Problem description
Identify each line in the records below that contains the word "votes", and copy it.

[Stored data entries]
......
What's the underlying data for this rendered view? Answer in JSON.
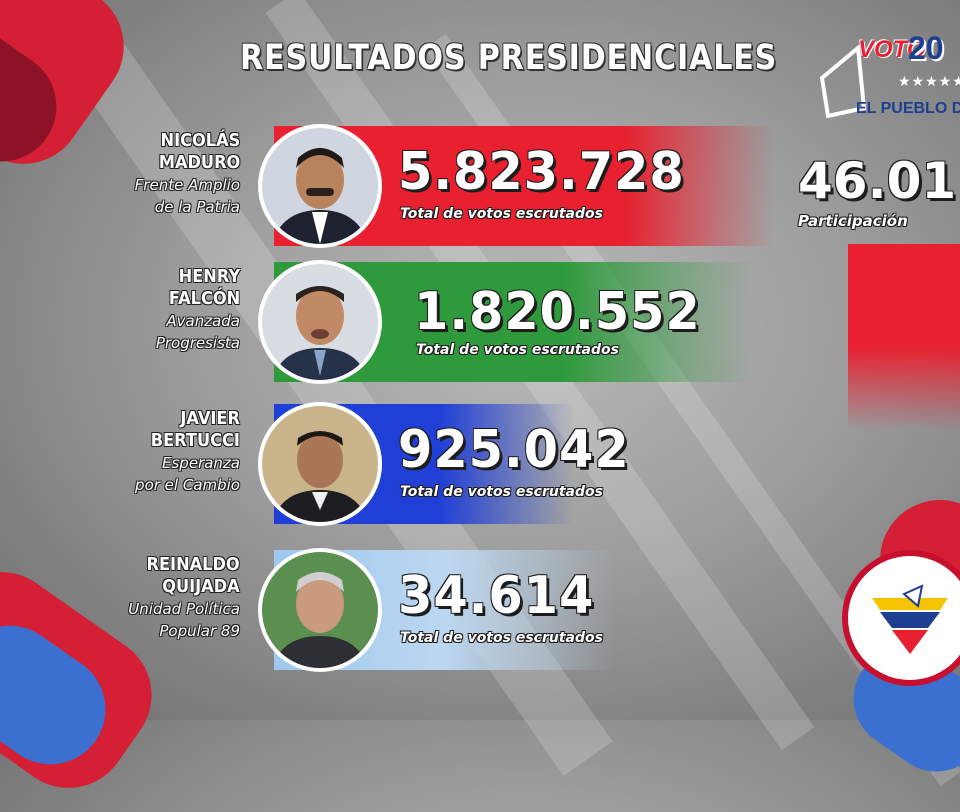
{
  "header": {
    "title": "RESULTADOS PRESIDENCIALES"
  },
  "logo": {
    "voto": "VOTO",
    "year": "20",
    "slogan": "EL PUEBLO DE"
  },
  "participation": {
    "value": "46.01",
    "label": "Participación",
    "bar_color": "#e8202f"
  },
  "candidates": [
    {
      "name_line1": "NICOLÁS",
      "name_line2": "MADURO",
      "party_line1": "Frente Amplio",
      "party_line2": "de la Patria",
      "votes": "5.823.728",
      "caption": "Total de votos escrutados",
      "bar_color": "#e8202f"
    },
    {
      "name_line1": "HENRY",
      "name_line2": "FALCÓN",
      "party_line1": "Avanzada",
      "party_line2": "Progresista",
      "votes": "1.820.552",
      "caption": "Total de votos escrutados",
      "bar_color": "#2e9a3c"
    },
    {
      "name_line1": "JAVIER",
      "name_line2": "BERTUCCI",
      "party_line1": "Esperanza",
      "party_line2": "por el Cambio",
      "votes": "925.042",
      "caption": "Total de votos escrutados",
      "bar_color": "#1f3fd6"
    },
    {
      "name_line1": "REINALDO",
      "name_line2": "QUIJADA",
      "party_line1": "Unidad Política",
      "party_line2": "Popular 89",
      "votes": "34.614",
      "caption": "Total de votos escrutados",
      "bar_color": "#9ec8ee"
    }
  ],
  "colors": {
    "red": "#e8202f",
    "blue": "#1c3f8f",
    "yellow": "#f5c400"
  }
}
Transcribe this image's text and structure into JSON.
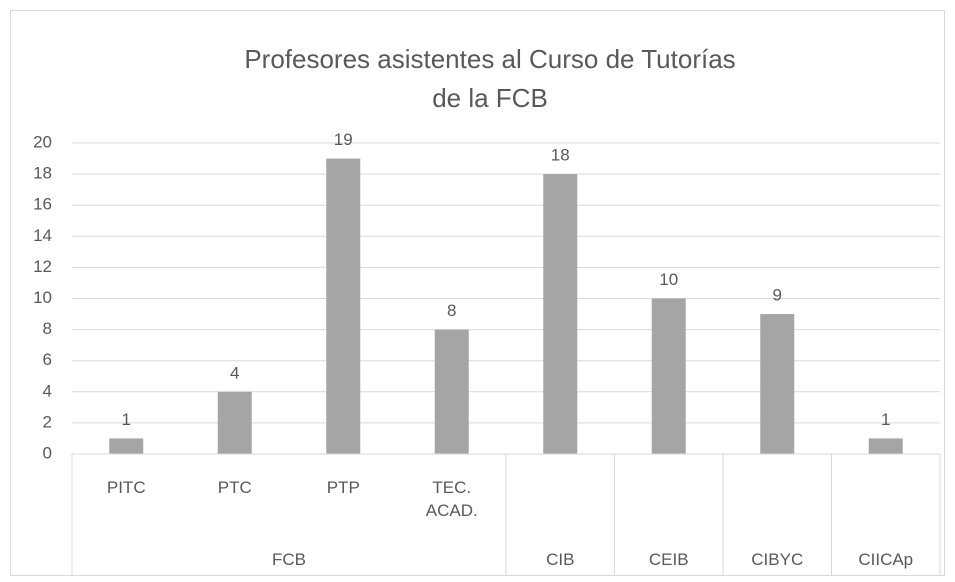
{
  "chart_data": {
    "type": "bar",
    "title": "Profesores asistentes al Curso de Tutorías de la FCB",
    "categories": [
      "PITC",
      "PTC",
      "PTP",
      "TEC. ACAD.",
      null,
      null,
      null,
      null
    ],
    "groups": [
      "FCB",
      "FCB",
      "FCB",
      "FCB",
      "CIB",
      "CEIB",
      "CIBYC",
      "CIICAp"
    ],
    "values": [
      1,
      4,
      19,
      8,
      18,
      10,
      9,
      1
    ],
    "color": "#a5a5a5",
    "ylim": [
      0,
      20
    ],
    "yticks": [
      0,
      2,
      4,
      6,
      8,
      10,
      12,
      14,
      16,
      18,
      20
    ],
    "grid": true,
    "data_labels": true
  }
}
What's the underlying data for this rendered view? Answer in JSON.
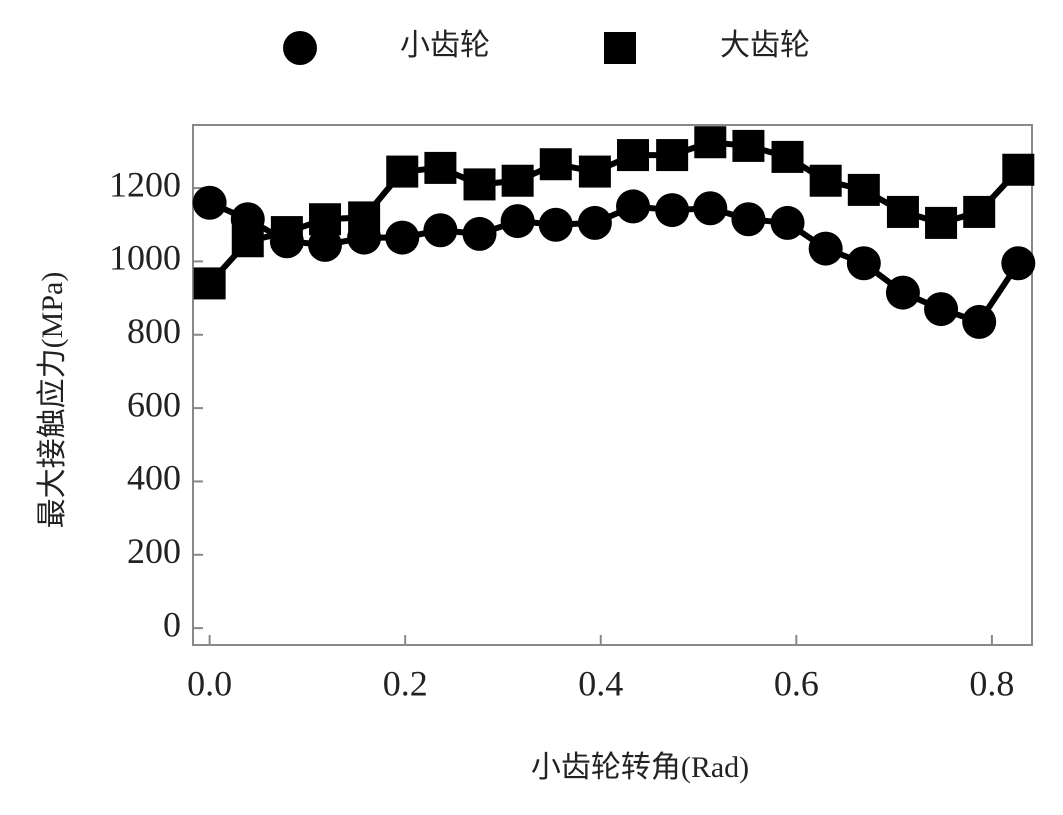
{
  "chart_data": {
    "type": "line",
    "x_label": "小齿轮转角(Rad)",
    "y_label": "最大接触应力(MPa)",
    "x": [
      0,
      0.039,
      0.079,
      0.118,
      0.158,
      0.197,
      0.236,
      0.276,
      0.315,
      0.354,
      0.394,
      0.433,
      0.473,
      0.512,
      0.551,
      0.591,
      0.63,
      0.669,
      0.709,
      0.748,
      0.787,
      0.827
    ],
    "series": [
      {
        "name": "小齿轮",
        "color": "#000000",
        "marker": "circle",
        "values": [
          1160,
          1115,
          1055,
          1045,
          1065,
          1065,
          1085,
          1075,
          1110,
          1100,
          1105,
          1150,
          1140,
          1145,
          1115,
          1105,
          1035,
          995,
          915,
          870,
          835,
          995
        ]
      },
      {
        "name": "大齿轮",
        "color": "#000000",
        "marker": "square",
        "values": [
          940,
          1055,
          1080,
          1115,
          1120,
          1245,
          1255,
          1210,
          1220,
          1265,
          1245,
          1290,
          1290,
          1325,
          1315,
          1285,
          1220,
          1195,
          1135,
          1105,
          1135,
          1250
        ]
      }
    ],
    "xlim": [
      -0.017,
      0.841
    ],
    "xticks": [
      {
        "value": 0,
        "label": "0.0"
      },
      0.2,
      0.4,
      0.6,
      0.8
    ],
    "ylim": [
      -46,
      1372
    ],
    "yticks": [
      0,
      200,
      400,
      600,
      800,
      1000,
      1200
    ],
    "grid": false
  }
}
......
The result
      "votes": "5.823.728",
      "votes": "1.820.552",
      "votes": "925.042",
      "votes": "34.614",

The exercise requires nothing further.